# start of MATERIALS PROVIDED
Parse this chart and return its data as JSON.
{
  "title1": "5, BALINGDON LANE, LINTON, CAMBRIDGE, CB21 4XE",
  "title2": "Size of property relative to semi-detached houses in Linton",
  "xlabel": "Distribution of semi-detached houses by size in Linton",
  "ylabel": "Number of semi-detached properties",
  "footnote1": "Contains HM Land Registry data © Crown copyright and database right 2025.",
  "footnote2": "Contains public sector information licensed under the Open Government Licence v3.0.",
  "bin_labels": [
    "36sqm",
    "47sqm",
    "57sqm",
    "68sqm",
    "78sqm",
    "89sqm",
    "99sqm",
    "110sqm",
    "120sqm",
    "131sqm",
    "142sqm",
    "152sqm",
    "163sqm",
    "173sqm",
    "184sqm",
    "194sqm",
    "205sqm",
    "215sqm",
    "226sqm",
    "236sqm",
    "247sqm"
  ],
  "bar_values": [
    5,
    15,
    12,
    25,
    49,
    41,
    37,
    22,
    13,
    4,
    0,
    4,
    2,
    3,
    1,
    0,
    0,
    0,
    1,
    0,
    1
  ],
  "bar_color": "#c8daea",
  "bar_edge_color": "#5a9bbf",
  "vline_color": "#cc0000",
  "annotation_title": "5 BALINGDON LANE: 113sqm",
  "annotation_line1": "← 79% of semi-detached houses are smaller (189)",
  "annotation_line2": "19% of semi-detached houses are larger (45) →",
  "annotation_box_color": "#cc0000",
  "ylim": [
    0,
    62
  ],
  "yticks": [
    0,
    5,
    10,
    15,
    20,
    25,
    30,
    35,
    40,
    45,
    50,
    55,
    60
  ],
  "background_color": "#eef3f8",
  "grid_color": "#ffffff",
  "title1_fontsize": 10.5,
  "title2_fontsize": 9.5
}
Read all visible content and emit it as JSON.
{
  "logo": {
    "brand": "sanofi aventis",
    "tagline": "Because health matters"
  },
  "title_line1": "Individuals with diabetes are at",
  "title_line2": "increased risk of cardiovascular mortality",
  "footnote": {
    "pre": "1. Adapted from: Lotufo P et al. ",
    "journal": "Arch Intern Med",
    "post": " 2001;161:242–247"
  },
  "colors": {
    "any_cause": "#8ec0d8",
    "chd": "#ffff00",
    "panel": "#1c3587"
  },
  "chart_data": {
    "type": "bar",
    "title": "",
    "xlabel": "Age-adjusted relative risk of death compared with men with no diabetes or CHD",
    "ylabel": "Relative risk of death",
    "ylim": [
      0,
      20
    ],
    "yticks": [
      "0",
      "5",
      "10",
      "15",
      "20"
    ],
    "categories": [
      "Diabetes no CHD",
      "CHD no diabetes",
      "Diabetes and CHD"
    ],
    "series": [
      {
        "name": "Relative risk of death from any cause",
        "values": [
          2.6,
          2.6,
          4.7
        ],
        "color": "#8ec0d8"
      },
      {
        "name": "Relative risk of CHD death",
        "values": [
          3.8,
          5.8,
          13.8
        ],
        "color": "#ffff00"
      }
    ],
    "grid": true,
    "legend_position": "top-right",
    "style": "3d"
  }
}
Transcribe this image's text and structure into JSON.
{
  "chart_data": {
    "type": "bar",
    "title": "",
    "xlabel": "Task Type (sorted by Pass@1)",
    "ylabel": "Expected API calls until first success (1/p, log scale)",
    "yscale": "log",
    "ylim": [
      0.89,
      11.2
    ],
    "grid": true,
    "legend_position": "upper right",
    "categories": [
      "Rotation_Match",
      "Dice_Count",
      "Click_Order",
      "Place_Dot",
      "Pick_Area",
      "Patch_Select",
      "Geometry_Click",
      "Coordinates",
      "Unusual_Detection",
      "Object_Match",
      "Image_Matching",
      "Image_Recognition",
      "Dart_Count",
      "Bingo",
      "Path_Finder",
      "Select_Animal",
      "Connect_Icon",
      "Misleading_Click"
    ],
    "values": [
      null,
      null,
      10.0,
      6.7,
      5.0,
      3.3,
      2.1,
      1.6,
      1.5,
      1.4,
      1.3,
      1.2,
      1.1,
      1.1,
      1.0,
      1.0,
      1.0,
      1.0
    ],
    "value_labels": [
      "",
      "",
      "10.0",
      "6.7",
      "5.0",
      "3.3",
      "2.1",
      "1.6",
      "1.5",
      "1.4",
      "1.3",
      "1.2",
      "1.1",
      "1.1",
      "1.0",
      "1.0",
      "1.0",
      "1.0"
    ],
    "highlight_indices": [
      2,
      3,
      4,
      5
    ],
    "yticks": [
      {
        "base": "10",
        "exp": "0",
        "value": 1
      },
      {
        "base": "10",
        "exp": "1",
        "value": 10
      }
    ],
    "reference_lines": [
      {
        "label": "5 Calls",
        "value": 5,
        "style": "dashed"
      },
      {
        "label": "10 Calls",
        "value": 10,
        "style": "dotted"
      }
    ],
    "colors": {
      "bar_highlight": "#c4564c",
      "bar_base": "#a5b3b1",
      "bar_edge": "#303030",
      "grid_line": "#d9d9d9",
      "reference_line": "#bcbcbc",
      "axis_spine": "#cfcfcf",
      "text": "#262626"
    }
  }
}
# end of MATERIALS PROVIDED
_SHORT EXERCISE_
Find the word "right" in the material, then list each line that holds it.

_PROBLEM SOLUTION_
  "footnote1": "Contains HM Land Registry data © Crown copyright and database right 2025.",
    "legend_position": "top-right",
    "legend_position": "upper right",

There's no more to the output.